WHAT YOU HAVE TO DO: Without altering anything, repeat each of the records.

** Start ENTRIES PROVIDED **

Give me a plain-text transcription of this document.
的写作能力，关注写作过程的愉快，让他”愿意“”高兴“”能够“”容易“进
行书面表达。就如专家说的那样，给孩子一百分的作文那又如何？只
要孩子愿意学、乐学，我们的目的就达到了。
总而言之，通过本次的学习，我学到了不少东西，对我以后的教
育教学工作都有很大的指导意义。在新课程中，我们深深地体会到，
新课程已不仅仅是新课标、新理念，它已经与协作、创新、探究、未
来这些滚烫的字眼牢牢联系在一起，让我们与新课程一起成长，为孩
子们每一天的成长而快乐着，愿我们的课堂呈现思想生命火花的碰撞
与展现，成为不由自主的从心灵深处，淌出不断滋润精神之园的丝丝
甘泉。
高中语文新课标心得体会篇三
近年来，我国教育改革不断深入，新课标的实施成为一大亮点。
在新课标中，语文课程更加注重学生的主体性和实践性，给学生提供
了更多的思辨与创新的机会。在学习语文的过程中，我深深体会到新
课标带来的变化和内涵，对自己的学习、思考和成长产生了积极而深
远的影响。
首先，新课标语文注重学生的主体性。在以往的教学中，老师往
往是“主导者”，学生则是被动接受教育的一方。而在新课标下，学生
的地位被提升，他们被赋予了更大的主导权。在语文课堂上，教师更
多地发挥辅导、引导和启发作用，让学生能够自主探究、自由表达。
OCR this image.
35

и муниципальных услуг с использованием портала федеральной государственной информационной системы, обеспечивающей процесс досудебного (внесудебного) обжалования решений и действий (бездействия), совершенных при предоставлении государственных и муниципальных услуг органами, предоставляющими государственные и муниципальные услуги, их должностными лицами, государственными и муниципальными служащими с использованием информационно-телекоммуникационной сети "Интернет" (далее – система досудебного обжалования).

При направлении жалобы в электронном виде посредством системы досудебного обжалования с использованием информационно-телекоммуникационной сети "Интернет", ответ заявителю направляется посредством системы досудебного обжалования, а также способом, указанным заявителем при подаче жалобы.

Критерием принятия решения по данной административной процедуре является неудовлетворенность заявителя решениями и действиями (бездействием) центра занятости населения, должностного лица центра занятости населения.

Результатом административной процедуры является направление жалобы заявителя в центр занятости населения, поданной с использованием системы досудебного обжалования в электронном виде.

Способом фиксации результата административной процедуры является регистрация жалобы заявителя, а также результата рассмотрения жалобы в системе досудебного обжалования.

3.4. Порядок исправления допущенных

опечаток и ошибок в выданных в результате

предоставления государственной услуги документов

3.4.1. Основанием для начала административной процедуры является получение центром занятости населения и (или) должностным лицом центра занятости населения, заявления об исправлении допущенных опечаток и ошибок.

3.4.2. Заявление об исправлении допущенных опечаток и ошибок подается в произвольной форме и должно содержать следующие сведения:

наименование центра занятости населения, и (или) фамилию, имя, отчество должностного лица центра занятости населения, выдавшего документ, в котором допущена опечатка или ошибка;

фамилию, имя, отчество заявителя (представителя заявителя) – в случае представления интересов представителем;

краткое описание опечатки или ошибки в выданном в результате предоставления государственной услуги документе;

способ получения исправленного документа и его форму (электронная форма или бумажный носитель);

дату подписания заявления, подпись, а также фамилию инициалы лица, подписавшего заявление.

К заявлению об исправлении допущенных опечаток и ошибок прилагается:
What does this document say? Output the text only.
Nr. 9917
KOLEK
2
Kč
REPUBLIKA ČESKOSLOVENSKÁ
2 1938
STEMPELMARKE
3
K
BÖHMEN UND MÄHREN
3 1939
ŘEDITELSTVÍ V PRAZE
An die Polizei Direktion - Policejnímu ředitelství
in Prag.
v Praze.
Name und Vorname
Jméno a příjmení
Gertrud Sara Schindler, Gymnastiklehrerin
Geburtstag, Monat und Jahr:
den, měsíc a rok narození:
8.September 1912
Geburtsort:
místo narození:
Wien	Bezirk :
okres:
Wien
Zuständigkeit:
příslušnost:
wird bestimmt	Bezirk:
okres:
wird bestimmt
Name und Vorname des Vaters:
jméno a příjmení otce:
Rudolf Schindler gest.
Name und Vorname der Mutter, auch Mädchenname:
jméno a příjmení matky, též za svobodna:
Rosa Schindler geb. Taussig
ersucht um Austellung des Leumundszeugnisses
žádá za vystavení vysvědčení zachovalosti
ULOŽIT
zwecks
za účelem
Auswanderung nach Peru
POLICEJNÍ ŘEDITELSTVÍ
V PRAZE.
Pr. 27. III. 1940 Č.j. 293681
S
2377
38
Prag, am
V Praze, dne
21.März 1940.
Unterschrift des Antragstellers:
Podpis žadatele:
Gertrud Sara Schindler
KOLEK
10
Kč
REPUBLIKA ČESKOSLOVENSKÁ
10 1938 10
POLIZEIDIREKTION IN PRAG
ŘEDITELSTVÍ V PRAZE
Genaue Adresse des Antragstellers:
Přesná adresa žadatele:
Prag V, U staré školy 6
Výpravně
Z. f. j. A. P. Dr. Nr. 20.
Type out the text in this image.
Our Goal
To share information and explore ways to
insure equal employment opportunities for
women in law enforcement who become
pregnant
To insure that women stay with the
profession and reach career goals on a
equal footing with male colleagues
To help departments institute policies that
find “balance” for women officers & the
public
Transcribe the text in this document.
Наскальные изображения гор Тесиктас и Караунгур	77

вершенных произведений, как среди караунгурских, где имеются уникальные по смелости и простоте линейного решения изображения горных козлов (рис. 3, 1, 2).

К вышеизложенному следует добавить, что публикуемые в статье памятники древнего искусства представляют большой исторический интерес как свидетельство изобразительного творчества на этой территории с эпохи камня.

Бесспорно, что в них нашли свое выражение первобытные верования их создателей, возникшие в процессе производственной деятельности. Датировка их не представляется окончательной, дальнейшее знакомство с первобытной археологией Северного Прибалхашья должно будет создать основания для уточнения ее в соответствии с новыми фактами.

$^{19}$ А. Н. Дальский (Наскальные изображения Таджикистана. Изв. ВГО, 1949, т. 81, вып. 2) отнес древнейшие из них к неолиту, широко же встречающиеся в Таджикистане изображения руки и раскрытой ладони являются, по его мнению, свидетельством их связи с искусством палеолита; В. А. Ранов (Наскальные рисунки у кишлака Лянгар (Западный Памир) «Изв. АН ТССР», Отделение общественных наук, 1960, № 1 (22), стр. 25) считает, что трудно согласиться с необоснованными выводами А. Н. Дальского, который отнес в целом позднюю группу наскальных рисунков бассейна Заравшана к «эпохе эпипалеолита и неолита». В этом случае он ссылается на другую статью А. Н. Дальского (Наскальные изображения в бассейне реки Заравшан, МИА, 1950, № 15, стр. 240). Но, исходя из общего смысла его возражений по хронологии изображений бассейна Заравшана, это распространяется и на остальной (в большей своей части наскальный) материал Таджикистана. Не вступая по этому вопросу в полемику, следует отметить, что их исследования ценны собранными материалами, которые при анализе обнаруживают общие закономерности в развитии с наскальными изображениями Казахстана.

** End ENTRIES PROVIDED **

FULL RESPONSE:
Give me a plain-text transcription of this document.
的写作能力，关注写作过程的愉快，让他”愿意“”高兴“”能够“”容易“进
行书面表达。就如专家说的那样，给孩子一百分的作文那又如何？只
要孩子愿意学、乐学，我们的目的就达到了。
总而言之，通过本次的学习，我学到了不少东西，对我以后的教
育教学工作都有很大的指导意义。在新课程中，我们深深地体会到，
新课程已不仅仅是新课标、新理念，它已经与协作、创新、探究、未
来这些滚烫的字眼牢牢联系在一起，让我们与新课程一起成长，为孩
子们每一天的成长而快乐着，愿我们的课堂呈现思想生命火花的碰撞
与展现，成为不由自主的从心灵深处，淌出不断滋润精神之园的丝丝
甘泉。
高中语文新课标心得体会篇三
近年来，我国教育改革不断深入，新课标的实施成为一大亮点。
在新课标中，语文课程更加注重学生的主体性和实践性，给学生提供
了更多的思辨与创新的机会。在学习语文的过程中，我深深体会到新
课标带来的变化和内涵，对自己的学习、思考和成长产生了积极而深
远的影响。
首先，新课标语文注重学生的主体性。在以往的教学中，老师往
往是“主导者”，学生则是被动接受教育的一方。而在新课标下，学生
的地位被提升，他们被赋予了更大的主导权。在语文课堂上，教师更
多地发挥辅导、引导和启发作用，让学生能够自主探究、自由表达。
OCR this image.
35

и муниципальных услуг с использованием портала федеральной государственной информационной системы, обеспечивающей процесс досудебного (внесудебного) обжалования решений и действий (бездействия), совершенных при предоставлении государственных и муниципальных услуг органами, предоставляющими государственные и муниципальные услуги, их должностными лицами, государственными и муниципальными служащими с использованием информационно-телекоммуникационной сети "Интернет" (далее – система досудебного обжалования).

При направлении жалобы в электронном виде посредством системы досудебного обжалования с использованием информационно-телекоммуникационной сети "Интернет", ответ заявителю направляется посредством системы досудебного обжалования, а также способом, указанным заявителем при подаче жалобы.

Критерием принятия решения по данной административной процедуре является неудовлетворенность заявителя решениями и действиями (бездействием) центра занятости населения, должностного лица центра занятости населения.

Результатом административной процедуры является направление жалобы заявителя в центр занятости населения, поданной с использованием системы досудебного обжалования в электронном виде.

Способом фиксации результата административной процедуры является регистрация жалобы заявителя, а также результата рассмотрения жалобы в системе досудебного обжалования.

3.4. Порядок исправления допущенных

опечаток и ошибок в выданных в результате

предоставления государственной услуги документов

3.4.1. Основанием для начала административной процедуры является получение центром занятости населения и (или) должностным лицом центра занятости населения, заявления об исправлении допущенных опечаток и ошибок.

3.4.2. Заявление об исправлении допущенных опечаток и ошибок подается в произвольной форме и должно содержать следующие сведения:

наименование центра занятости населения, и (или) фамилию, имя, отчество должностного лица центра занятости населения, выдавшего документ, в котором допущена опечатка или ошибка;

фамилию, имя, отчество заявителя (представителя заявителя) – в случае представления интересов представителем;

краткое описание опечатки или ошибки в выданном в результате предоставления государственной услуги документе;

способ получения исправленного документа и его форму (электронная форма или бумажный носитель);

дату подписания заявления, подпись, а также фамилию инициалы лица, подписавшего заявление.

К заявлению об исправлении допущенных опечаток и ошибок прилагается:
What does this document say? Output the text only.
Nr. 9917
KOLEK
2
Kč
REPUBLIKA ČESKOSLOVENSKÁ
2 1938
STEMPELMARKE
3
K
BÖHMEN UND MÄHREN
3 1939
ŘEDITELSTVÍ V PRAZE
An die Polizei Direktion - Policejnímu ředitelství
in Prag.
v Praze.
Name und Vorname
Jméno a příjmení
Gertrud Sara Schindler, Gymnastiklehrerin
Geburtstag, Monat und Jahr:
den, měsíc a rok narození:
8.September 1912
Geburtsort:
místo narození:
Wien	Bezirk :
okres:
Wien
Zuständigkeit:
příslušnost:
wird bestimmt	Bezirk:
okres:
wird bestimmt
Name und Vorname des Vaters:
jméno a příjmení otce:
Rudolf Schindler gest.
Name und Vorname der Mutter, auch Mädchenname:
jméno a příjmení matky, též za svobodna:
Rosa Schindler geb. Taussig
ersucht um Austellung des Leumundszeugnisses
žádá za vystavení vysvědčení zachovalosti
ULOŽIT
zwecks
za účelem
Auswanderung nach Peru
POLICEJNÍ ŘEDITELSTVÍ
V PRAZE.
Pr. 27. III. 1940 Č.j. 293681
S
2377
38
Prag, am
V Praze, dne
21.März 1940.
Unterschrift des Antragstellers:
Podpis žadatele:
Gertrud Sara Schindler
KOLEK
10
Kč
REPUBLIKA ČESKOSLOVENSKÁ
10 1938 10
POLIZEIDIREKTION IN PRAG
ŘEDITELSTVÍ V PRAZE
Genaue Adresse des Antragstellers:
Přesná adresa žadatele:
Prag V, U staré školy 6
Výpravně
Z. f. j. A. P. Dr. Nr. 20.
Type out the text in this image.
Our Goal
To share information and explore ways to
insure equal employment opportunities for
women in law enforcement who become
pregnant
To insure that women stay with the
profession and reach career goals on a
equal footing with male colleagues
To help departments institute policies that
find “balance” for women officers & the
public
Transcribe the text in this document.
Наскальные изображения гор Тесиктас и Караунгур	77

вершенных произведений, как среди караунгурских, где имеются уникальные по смелости и простоте линейного решения изображения горных козлов (рис. 3, 1, 2).

К вышеизложенному следует добавить, что публикуемые в статье памятники древнего искусства представляют большой исторический интерес как свидетельство изобразительного творчества на этой территории с эпохи камня.

Бесспорно, что в них нашли свое выражение первобытные верования их создателей, возникшие в процессе производственной деятельности. Датировка их не представляется окончательной, дальнейшее знакомство с первобытной археологией Северного Прибалхашья должно будет создать основания для уточнения ее в соответствии с новыми фактами.

$^{19}$ А. Н. Дальский (Наскальные изображения Таджикистана. Изв. ВГО, 1949, т. 81, вып. 2) отнес древнейшие из них к неолиту, широко же встречающиеся в Таджикистане изображения руки и раскрытой ладони являются, по его мнению, свидетельством их связи с искусством палеолита; В. А. Ранов (Наскальные рисунки у кишлака Лянгар (Западный Памир) «Изв. АН ТССР», Отделение общественных наук, 1960, № 1 (22), стр. 25) считает, что трудно согласиться с необоснованными выводами А. Н. Дальского, который отнес в целом позднюю группу наскальных рисунков бассейна Заравшана к «эпохе эпипалеолита и неолита». В этом случае он ссылается на другую статью А. Н. Дальского (Наскальные изображения в бассейне реки Заравшан, МИА, 1950, № 15, стр. 240). Но, исходя из общего смысла его возражений по хронологии изображений бассейна Заравшана, это распространяется и на остальной (в большей своей части наскальный) материал Таджикистана. Не вступая по этому вопросу в полемику, следует отметить, что их исследования ценны собранными материалами, которые при анализе обнаруживают общие закономерности в развитии с наскальными изображениями Казахстана.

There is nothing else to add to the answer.